What the exercise asks:
From the entries below, copy every line where the string "this" appears.

● ● ● ● ● ● ●

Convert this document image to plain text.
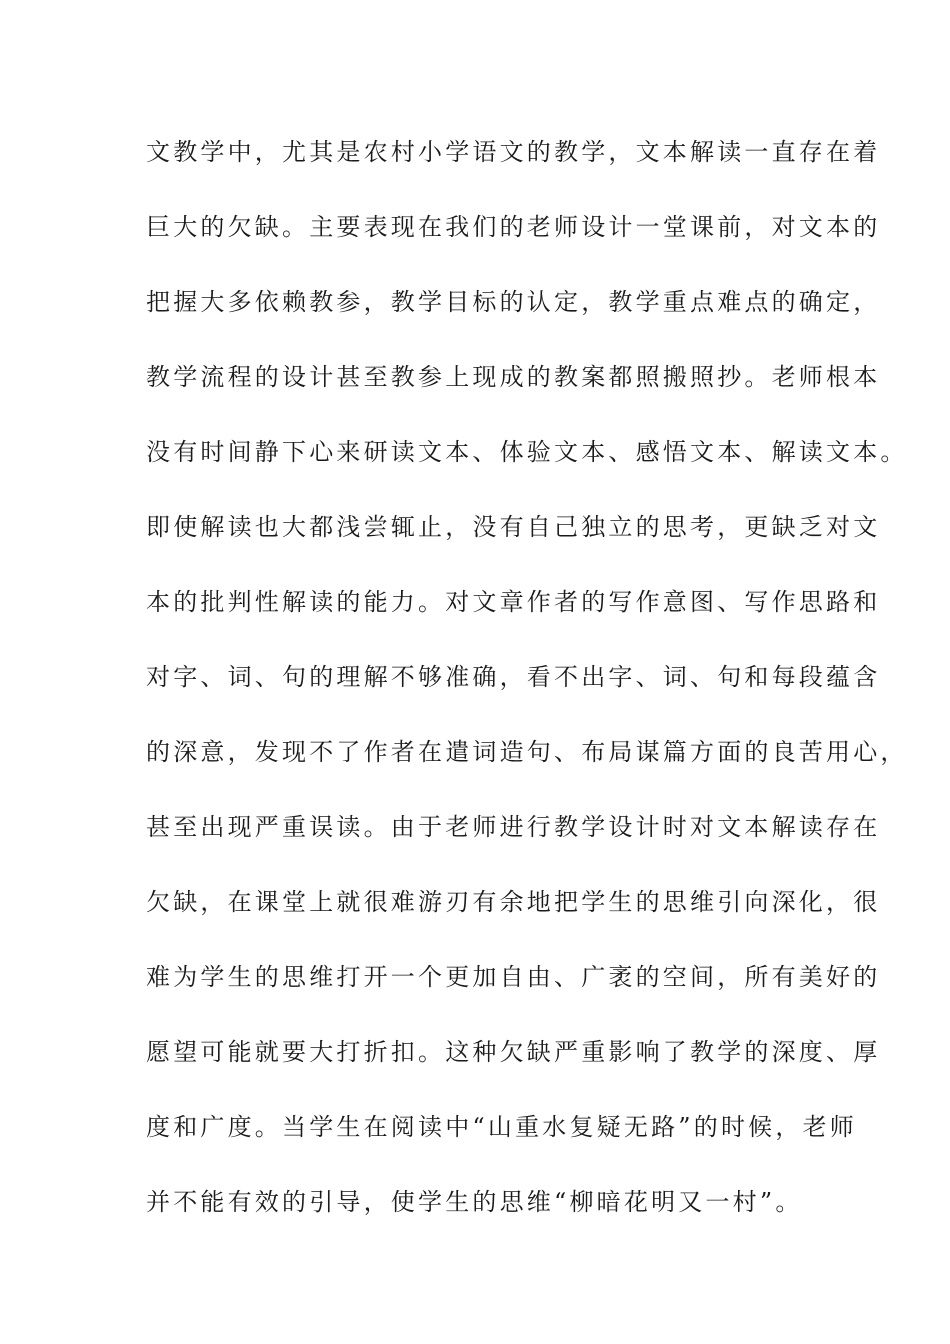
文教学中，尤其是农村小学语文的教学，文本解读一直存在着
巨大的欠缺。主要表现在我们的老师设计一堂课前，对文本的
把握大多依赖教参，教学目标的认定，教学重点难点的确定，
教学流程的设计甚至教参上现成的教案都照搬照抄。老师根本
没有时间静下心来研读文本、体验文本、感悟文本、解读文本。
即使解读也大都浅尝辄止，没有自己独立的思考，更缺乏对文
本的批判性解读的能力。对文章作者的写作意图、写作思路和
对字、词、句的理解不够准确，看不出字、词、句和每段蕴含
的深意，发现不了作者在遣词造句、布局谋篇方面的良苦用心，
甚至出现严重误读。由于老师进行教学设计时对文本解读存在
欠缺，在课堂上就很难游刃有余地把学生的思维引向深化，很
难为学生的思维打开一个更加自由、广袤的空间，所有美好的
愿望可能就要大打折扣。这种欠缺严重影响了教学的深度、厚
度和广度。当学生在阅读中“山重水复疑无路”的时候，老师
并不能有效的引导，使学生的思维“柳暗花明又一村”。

● ● ● ● ● ● ●

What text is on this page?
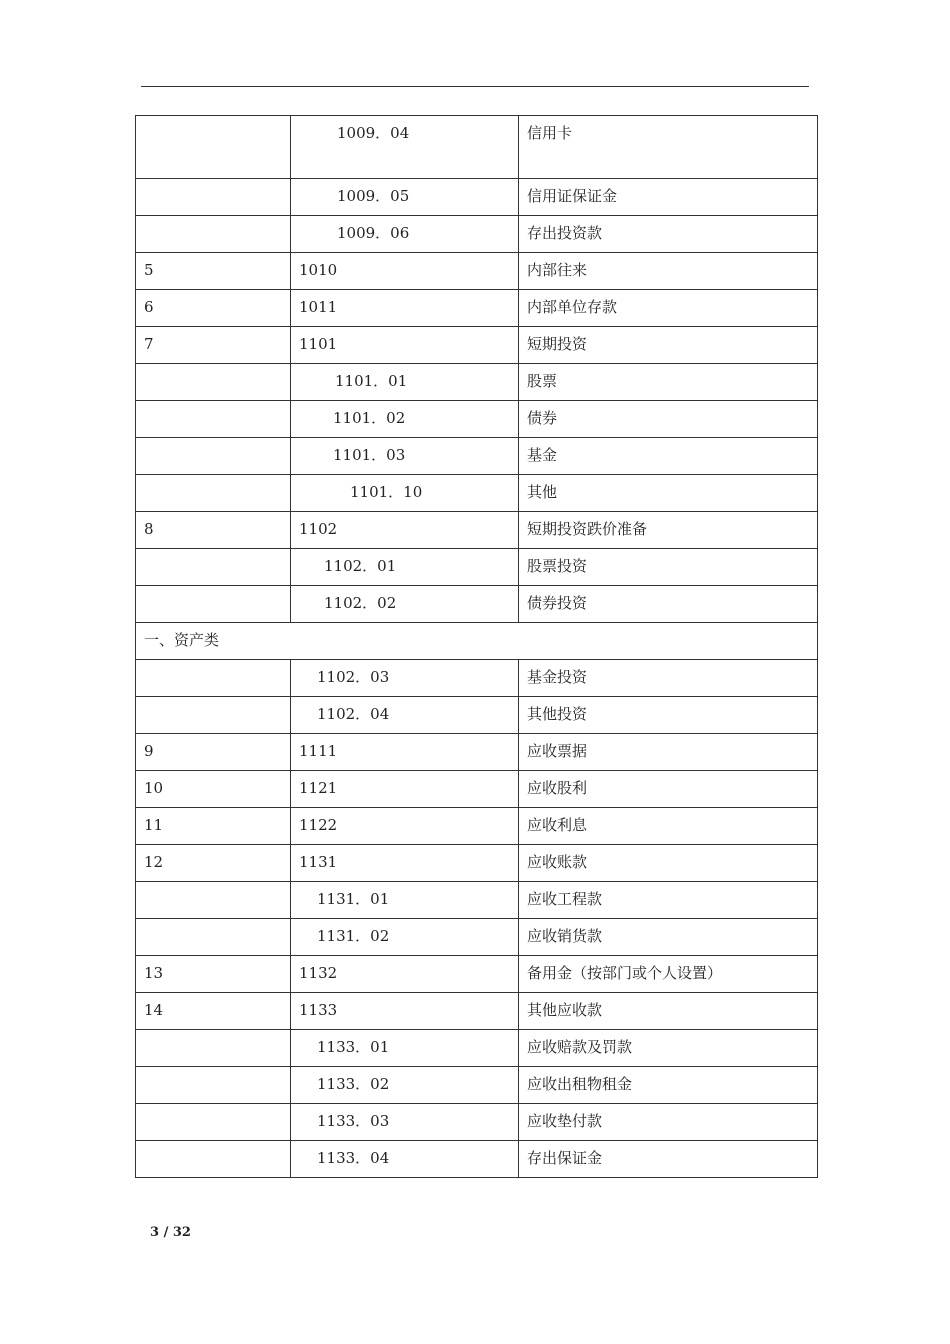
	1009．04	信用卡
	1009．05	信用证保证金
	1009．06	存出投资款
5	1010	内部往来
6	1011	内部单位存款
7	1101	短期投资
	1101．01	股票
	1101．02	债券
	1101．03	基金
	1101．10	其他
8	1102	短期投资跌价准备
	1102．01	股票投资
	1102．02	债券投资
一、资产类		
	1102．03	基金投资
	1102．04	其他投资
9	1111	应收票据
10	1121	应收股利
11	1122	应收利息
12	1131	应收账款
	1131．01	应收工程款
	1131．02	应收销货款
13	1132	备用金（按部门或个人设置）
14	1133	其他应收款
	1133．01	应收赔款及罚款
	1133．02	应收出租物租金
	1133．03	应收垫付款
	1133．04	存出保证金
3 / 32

● ● ● ● ● ● ●

Answer below:
Convert this document image to plain text.
What text is on this page?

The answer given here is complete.